● **Task instructions**
Transcribe all of the records word for word, but omit the pictures.

● **Data supplied**
--*--

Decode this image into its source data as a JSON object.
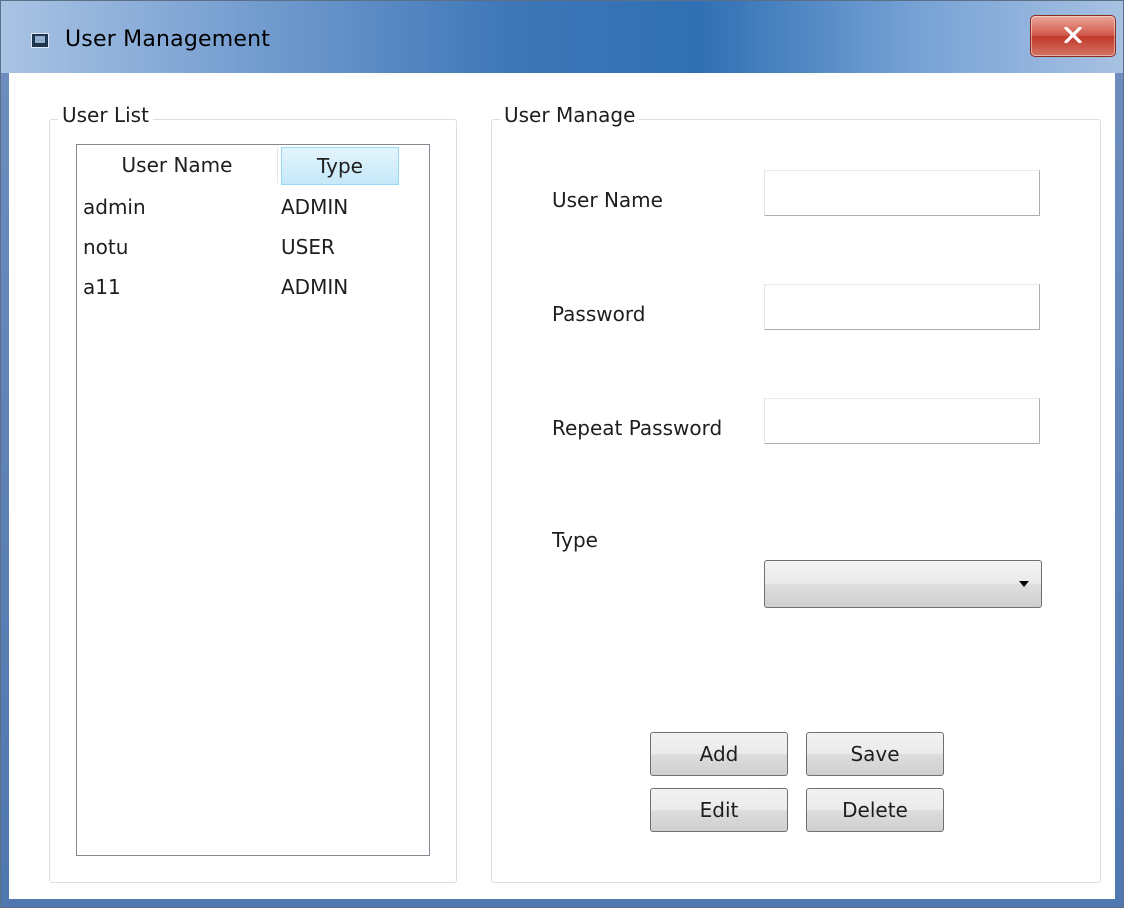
{
  "window": {
    "title": "User Management",
    "close_icon": "close-icon"
  },
  "user_list": {
    "group_label": "User List",
    "columns": [
      "User Name",
      "Type"
    ],
    "rows": [
      {
        "name": "admin",
        "type": "ADMIN"
      },
      {
        "name": "notu",
        "type": "USER"
      },
      {
        "name": "a11",
        "type": "ADMIN"
      }
    ]
  },
  "user_manage": {
    "group_label": "User Manage",
    "fields": {
      "user_name": {
        "label": "User Name",
        "value": ""
      },
      "password": {
        "label": "Password",
        "value": ""
      },
      "repeat_password": {
        "label": "Repeat Password",
        "value": ""
      },
      "type": {
        "label": "Type",
        "selected": ""
      }
    },
    "buttons": {
      "add": "Add",
      "save": "Save",
      "edit": "Edit",
      "delete": "Delete"
    }
  },
  "colors": {
    "title_gradient_mid": "#2f6fb3",
    "close_button": "#c0392b",
    "selected_header": "#c6e8f8",
    "group_border": "#d5dfe5"
  }
}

--*--

● **Task answer**
Decode this image into its source data as a JSON object.
{
  "window": {
    "title": "User Management",
    "close_icon": "close-icon"
  },
  "user_list": {
    "group_label": "User List",
    "columns": [
      "User Name",
      "Type"
    ],
    "rows": [
      {
        "name": "admin",
        "type": "ADMIN"
      },
      {
        "name": "notu",
        "type": "USER"
      },
      {
        "name": "a11",
        "type": "ADMIN"
      }
    ]
  },
  "user_manage": {
    "group_label": "User Manage",
    "fields": {
      "user_name": {
        "label": "User Name",
        "value": ""
      },
      "password": {
        "label": "Password",
        "value": ""
      },
      "repeat_password": {
        "label": "Repeat Password",
        "value": ""
      },
      "type": {
        "label": "Type",
        "selected": ""
      }
    },
    "buttons": {
      "add": "Add",
      "save": "Save",
      "edit": "Edit",
      "delete": "Delete"
    }
  },
  "colors": {
    "title_gradient_mid": "#2f6fb3",
    "close_button": "#c0392b",
    "selected_header": "#c6e8f8",
    "group_border": "#d5dfe5"
  }
}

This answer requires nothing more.